[libvirt] Matching the type of mediated devices in the migration

Thu Aug 23 04:02:43 UTC 2018

> From: Alex Williamson [mailto:alex.williamson at redhat.com]
> Sent: Thursday, August 23, 2018 11:47 AM
> 
> On Wed, 22 Aug 2018 02:30:12 +0000
> "Tian, Kevin" <kevin.tian at intel.com> wrote:
> 
> > > From: Alex Williamson [mailto:alex.williamson at redhat.com]
> > > Sent: Wednesday, August 22, 2018 10:08 AM
> > >
> > > On Wed, 22 Aug 2018 01:27:05 +0000
> > > "Tian, Kevin" <kevin.tian at intel.com> wrote:
> > >
> > > > > From: Wang, Zhi A
> > > > > Sent: Wednesday, August 22, 2018 2:43 AM
> > > > > >
> > > > > > Are there any suggestions how we can deal with security issues?
> > > > > > Allowing userspace to provide a data stream representing the
> internal
> > > > > > state of a virtual device model living within the kernel seems
> > > > > > troublesome.  If we need to trust the data stream, do we need to
> > > > > > somehow make the operation more privileged than what a vfio
> user
> > > > > might
> > > > > > have otherwise?  Does the data stream need to be somehow
> signed
> > > and
> > > > > how
> > > > > > might we do that?  How can we build in protection against an
> > > untrusted
> > > > > > restore image?  Thanks,
> > > >
> > > > imo it is not necessary. restoring mdev state should be handled as if
> > > > guest is programming the mdev.
> > >
> > > To me this suggests that a state save/restore is just an algorithm
> > > executed by userspace using the existing vfio device accesses.  This is
> > > not at all what we've been discussing for migration.  I believe the
> >
> > not algorithm by userspace. It's kernel driver to apply the audit when
> > receiving opaque state data.
> 
> And a kernel driver receiving and processing opaque state date from a
> user doesn't raise security concerns for you?

opaque is from userspace p.o.v. kernel driver understands the actual
format and thus can audit when restoring the state.

> 
> > > interface we've been hashing out exposes opaque device state through
> a
> > > vfio region.  We therefore must assume that that opaque data contains
> > > not only device state, but also emulation state, similar to what we see
> > > for any QEMU device.  Not only is there internal emulation state, but
> > > we have no guarantee that the device state goes through the same
> > > auditing as it does through the vfio interface.  Since this device and
> > > emulation state live inside the kernel and not just within the user's
> > > own process, a malicious user can do far more than shoot themselves.

Dataset rows —
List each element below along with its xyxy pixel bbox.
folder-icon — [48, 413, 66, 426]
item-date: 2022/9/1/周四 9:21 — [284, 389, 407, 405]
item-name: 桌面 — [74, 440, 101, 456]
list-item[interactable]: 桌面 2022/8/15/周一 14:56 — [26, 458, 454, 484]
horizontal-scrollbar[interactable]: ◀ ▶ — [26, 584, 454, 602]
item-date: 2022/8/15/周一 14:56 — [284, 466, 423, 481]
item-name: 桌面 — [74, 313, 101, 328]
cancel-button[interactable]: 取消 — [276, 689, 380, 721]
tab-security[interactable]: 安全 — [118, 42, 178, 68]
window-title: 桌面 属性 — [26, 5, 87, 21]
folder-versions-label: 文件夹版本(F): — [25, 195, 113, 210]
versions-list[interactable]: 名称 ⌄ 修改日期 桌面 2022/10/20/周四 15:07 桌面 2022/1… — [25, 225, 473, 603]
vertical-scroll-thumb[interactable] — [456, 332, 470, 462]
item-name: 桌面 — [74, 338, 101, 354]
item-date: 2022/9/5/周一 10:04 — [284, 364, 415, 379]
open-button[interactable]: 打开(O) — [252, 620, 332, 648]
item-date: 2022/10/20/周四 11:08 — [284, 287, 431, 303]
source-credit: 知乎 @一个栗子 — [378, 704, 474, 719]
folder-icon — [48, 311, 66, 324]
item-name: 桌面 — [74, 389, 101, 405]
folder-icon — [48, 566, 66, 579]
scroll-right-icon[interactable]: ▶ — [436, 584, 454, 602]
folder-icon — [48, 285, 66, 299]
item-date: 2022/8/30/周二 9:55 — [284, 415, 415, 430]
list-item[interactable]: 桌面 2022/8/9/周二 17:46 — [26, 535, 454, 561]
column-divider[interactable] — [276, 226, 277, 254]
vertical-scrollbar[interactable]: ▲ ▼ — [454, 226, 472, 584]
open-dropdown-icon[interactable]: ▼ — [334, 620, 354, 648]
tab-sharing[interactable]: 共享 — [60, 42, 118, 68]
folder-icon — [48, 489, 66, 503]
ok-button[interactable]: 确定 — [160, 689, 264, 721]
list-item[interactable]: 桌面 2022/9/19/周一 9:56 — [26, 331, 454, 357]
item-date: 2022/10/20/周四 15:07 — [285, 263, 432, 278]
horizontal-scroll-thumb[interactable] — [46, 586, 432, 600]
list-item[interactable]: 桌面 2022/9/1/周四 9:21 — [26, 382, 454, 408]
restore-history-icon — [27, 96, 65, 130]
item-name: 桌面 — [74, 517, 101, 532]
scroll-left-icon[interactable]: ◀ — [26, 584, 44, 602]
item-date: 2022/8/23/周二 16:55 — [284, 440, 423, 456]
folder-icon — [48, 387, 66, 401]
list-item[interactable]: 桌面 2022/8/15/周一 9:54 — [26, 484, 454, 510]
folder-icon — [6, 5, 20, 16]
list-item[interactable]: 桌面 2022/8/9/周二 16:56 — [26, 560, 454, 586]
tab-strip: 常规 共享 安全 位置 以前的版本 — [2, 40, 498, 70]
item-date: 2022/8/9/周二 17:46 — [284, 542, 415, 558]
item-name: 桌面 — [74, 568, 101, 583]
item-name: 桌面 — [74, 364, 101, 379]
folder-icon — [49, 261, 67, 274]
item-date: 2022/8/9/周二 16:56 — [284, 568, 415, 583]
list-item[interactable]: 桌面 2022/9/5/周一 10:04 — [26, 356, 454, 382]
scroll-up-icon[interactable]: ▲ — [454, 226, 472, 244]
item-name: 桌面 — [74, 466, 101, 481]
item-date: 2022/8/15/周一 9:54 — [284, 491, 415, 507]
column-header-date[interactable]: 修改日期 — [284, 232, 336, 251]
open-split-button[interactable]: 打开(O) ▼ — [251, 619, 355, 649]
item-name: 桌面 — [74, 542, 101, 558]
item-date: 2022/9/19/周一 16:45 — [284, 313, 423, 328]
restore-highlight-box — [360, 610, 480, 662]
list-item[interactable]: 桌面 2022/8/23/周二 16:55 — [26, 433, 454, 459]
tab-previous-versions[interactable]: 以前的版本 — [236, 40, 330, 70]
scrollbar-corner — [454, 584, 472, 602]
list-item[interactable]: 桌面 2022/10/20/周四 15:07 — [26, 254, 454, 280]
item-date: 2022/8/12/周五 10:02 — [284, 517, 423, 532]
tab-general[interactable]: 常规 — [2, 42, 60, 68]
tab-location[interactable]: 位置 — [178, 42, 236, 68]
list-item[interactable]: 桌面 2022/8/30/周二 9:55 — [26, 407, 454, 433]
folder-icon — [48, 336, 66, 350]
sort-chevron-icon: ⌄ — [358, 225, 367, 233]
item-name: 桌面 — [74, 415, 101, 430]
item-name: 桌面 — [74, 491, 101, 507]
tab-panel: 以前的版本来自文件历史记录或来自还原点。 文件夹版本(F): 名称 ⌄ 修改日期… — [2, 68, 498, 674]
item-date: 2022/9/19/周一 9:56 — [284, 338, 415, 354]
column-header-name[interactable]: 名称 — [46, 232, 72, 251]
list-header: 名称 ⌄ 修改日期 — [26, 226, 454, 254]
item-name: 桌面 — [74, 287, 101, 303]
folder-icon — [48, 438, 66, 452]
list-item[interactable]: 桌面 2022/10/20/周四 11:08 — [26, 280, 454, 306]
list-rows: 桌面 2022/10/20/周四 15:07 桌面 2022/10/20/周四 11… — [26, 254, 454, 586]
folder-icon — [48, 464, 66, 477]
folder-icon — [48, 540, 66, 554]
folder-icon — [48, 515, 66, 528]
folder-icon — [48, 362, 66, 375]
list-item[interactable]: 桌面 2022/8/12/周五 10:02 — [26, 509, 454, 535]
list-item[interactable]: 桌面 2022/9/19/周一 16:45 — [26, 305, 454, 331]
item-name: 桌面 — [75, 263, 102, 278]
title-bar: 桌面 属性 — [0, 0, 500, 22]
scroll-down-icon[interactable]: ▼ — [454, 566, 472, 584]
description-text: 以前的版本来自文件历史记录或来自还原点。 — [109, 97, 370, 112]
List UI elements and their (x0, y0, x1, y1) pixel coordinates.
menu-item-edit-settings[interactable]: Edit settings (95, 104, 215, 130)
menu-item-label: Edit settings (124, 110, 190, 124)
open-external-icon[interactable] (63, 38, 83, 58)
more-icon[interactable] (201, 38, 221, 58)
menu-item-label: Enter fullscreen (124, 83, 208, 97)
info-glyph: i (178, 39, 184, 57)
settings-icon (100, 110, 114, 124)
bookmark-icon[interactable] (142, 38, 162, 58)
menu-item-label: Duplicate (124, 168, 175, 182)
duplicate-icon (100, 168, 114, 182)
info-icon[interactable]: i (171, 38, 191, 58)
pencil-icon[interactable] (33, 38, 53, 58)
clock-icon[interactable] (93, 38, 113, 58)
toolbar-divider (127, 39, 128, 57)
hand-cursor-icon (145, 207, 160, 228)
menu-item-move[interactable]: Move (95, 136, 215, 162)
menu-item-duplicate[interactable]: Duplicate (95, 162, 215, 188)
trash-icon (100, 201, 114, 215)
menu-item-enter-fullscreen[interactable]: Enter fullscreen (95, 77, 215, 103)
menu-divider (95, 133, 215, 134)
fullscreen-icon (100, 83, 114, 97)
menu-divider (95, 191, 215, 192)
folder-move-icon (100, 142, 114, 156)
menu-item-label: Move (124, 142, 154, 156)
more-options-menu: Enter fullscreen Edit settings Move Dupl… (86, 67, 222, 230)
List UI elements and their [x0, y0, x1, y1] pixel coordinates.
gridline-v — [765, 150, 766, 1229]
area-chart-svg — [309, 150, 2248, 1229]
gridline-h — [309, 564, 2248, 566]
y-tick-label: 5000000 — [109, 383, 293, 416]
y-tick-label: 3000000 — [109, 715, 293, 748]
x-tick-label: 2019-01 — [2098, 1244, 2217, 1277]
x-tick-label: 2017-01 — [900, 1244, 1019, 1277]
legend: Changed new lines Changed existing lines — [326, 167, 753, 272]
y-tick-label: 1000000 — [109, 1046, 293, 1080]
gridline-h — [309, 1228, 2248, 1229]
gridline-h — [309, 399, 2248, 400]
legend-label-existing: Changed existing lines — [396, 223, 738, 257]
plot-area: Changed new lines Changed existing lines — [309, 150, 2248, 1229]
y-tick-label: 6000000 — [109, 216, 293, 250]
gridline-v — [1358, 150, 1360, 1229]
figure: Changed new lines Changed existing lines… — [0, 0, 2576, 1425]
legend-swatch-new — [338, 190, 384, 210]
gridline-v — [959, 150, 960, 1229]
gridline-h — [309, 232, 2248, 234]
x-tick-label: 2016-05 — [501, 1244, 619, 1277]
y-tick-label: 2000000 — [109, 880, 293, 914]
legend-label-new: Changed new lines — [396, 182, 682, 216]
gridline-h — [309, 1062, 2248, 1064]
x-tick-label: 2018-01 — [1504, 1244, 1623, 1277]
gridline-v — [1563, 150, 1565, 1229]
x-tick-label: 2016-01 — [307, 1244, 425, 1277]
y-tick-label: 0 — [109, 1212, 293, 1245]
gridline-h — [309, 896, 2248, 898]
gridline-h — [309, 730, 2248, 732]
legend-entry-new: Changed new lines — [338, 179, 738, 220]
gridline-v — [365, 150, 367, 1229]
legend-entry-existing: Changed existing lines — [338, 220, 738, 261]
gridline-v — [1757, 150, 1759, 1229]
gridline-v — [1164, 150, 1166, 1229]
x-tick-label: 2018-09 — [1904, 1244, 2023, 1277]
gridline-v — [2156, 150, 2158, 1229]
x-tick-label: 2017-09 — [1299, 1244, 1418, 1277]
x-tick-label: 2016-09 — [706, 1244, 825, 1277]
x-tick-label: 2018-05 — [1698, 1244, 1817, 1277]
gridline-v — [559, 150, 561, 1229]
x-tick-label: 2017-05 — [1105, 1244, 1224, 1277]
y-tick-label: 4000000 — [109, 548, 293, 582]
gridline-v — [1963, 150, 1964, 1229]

Objective — Extend the mailing-list thread on matching mediated device types during migration, picking up right after its final sentence.

Answer to the task —
> It
> > > would be one thing devices were IOMMU isolated, but they're not,
> > > they're isolated through vendor and device specific mechanism, and for
> > > all we know the parameters of that isolation are included in the
> > > restore state.  I don't see how we can say this is not an issue.
> >
> > I didn't quite get this. My understanding is that isolation configuration
> > is completed when a mdev is created on DEST machine given a type
> > definition. The state image contains just runtime data reflecting what
> > guest driver does on SRC machine. Restoring such state shouldn't
> > change the isolation policy.
> 
> Let's invent an example where the mdev vendor driver has a set of
> pinned pages which are the current working set for the device at the
> time of migration.  Information about that pinning might be included in
> the opaque migration state.  If a malicious user discovers this, they
> can potentially also craft a modified state which can exploit the host
> kernel isolation.

pinned pages may be not a good example. the pin knowledge could be
reconstructed when restoring the state (e.g. in GVT-g pinning is triggered
by shadowing GPU page table which has to be recreated on DEST). 

> 
> > > > Then all the audits/security checks
> > > > enforced in normal emulation path should still apply. vendor driver
> > > > may choose to audit every state restore operation one-by-one, and
> > > > do it altoghter at a synchronization point (e.g. when the mdev is re-
> > > > scheduled, similar to what we did before VMENTRY).
> > >
> > > Giving the vendor driver the choice of whether to be secure or not is
> > > exactly what I'm trying to propose we spend some time thinking about.
> > > For instance, what if instead of allowing the user to load device state
> > > through a region, the kernel could side load it using sometime similar
> > > to the firmware loading path.  The user could be provided with a file
> > > name token that they push through the vfio interface to trigger the
> > > state loading from a location with proper file level ACLs such that the
> > > image can be considered trusted.  Unfortunately the collateral is that
> > > libvirt would need to become the secure delivery entity, somehow
> > > stripping this section of the migration stream into a file and
> > > providing a token for the user to ask the kernel to load it.  What are
> > > some other options?  Could save/restore be done simply as an
> > > algorithmic script matched to stack of data, as I read into your first
> > > statement above?  I have doubts that we can achieve the internal state
> > > we need, or maybe even the performance we need using such a process.
> > > Thanks,
> > >
> >
> > for GVT-g I think we invoke common functions as used in emulation path
> > to recover vGPU state, e.g. gtt rw handler, etc. Zhi can correct me if
> > I'm wrong.
> 
> One example of migration state being restored in a secure manner does
> not prove that such an interface is universally secure or a good idea.
> 
> > Can you elaborate the difference between device state and emulation
> > state which you mentioned earlier? We may need look at some concrete
> > example to understand the actual problem here.
> 
> See my example above, or imagine that the migration state information
> includes any sort of index field where a user might be able to modify
> the index and trick the driver into inserting malicious code elsewhere
> in the host kernel stack.  It's a security nightmare waiting to
> happen.  Thanks,
> 

one thing which I'm not sure is why this becomes a new concern but
not applied to existing VM state maintained by kernel, e.g. various
vCPU states...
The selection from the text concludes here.